**Stated task**: In the stretch of records from the start through the line that contains "data-point [916, 313, 925, 322]", swap each "x-tick-label" for "x-axis-tick" and reproduce those lines with nothing else altered.

(Lines of data)
>> BEGIN

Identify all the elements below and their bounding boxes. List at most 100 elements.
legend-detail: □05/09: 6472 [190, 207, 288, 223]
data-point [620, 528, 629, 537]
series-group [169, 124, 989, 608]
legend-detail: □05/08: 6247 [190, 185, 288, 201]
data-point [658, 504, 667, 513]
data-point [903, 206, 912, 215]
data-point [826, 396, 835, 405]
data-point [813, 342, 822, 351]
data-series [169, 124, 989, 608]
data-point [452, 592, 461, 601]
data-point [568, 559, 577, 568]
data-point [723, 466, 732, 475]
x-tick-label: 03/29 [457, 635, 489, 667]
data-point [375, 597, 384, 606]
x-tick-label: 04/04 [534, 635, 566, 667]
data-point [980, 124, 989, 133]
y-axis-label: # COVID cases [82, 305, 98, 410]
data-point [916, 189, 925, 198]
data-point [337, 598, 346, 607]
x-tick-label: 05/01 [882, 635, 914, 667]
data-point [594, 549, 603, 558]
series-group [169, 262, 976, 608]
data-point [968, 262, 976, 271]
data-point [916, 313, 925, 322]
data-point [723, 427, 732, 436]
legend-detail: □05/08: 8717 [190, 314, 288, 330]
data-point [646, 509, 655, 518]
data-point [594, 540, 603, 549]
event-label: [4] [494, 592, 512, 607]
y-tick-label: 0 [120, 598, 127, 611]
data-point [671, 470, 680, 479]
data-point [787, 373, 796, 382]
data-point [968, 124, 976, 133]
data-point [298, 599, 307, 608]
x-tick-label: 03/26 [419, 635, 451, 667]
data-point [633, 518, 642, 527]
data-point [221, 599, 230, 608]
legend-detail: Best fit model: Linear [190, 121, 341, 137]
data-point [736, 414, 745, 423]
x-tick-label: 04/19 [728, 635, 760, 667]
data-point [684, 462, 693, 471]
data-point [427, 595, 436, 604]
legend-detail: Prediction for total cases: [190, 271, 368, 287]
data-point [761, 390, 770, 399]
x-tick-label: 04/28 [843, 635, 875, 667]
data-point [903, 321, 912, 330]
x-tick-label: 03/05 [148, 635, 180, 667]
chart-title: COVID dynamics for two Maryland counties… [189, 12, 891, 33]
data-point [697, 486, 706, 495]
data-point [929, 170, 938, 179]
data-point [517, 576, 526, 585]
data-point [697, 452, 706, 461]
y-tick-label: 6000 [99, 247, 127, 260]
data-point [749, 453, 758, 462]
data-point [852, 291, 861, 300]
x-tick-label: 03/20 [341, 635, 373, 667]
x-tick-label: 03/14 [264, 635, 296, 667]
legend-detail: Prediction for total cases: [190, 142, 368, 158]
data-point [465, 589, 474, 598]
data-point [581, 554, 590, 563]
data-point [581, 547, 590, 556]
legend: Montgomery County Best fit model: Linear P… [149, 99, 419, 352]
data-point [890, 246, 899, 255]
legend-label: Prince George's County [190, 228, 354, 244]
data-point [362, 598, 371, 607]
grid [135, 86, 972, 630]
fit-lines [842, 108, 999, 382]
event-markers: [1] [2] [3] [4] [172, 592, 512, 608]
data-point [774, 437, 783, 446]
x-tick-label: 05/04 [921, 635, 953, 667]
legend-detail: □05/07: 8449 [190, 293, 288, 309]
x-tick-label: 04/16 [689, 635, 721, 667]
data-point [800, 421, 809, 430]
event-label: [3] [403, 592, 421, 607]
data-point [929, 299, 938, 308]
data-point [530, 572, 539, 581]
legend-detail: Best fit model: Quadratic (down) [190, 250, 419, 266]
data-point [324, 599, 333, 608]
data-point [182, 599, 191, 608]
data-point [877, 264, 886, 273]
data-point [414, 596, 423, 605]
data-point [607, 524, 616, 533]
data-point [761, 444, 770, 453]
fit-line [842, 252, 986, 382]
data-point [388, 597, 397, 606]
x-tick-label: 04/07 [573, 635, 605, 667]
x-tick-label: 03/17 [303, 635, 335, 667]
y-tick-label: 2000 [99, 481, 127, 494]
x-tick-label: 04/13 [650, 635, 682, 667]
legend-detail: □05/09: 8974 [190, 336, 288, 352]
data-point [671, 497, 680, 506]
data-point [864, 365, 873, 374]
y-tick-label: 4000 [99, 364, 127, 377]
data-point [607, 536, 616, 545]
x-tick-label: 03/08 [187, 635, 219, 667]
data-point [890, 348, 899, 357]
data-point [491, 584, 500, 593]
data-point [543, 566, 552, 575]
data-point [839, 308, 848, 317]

>> END

**The answer**:
Identify all the elements below and their bounding boxes. List at most 100 elements.
legend-detail: □05/09: 6472 [190, 207, 288, 223]
data-point [620, 528, 629, 537]
series-group [169, 124, 989, 608]
legend-detail: □05/08: 6247 [190, 185, 288, 201]
data-point [658, 504, 667, 513]
data-point [903, 206, 912, 215]
data-point [826, 396, 835, 405]
data-point [813, 342, 822, 351]
data-series [169, 124, 989, 608]
data-point [452, 592, 461, 601]
data-point [568, 559, 577, 568]
data-point [723, 466, 732, 475]
x-axis-tick: 03/29 [457, 635, 489, 667]
data-point [375, 597, 384, 606]
x-axis-tick: 04/04 [534, 635, 566, 667]
data-point [980, 124, 989, 133]
y-axis-label: # COVID cases [82, 305, 98, 410]
data-point [916, 189, 925, 198]
data-point [337, 598, 346, 607]
x-axis-tick: 05/01 [882, 635, 914, 667]
data-point [594, 549, 603, 558]
series-group [169, 262, 976, 608]
data-point [968, 262, 976, 271]
data-point [916, 313, 925, 322]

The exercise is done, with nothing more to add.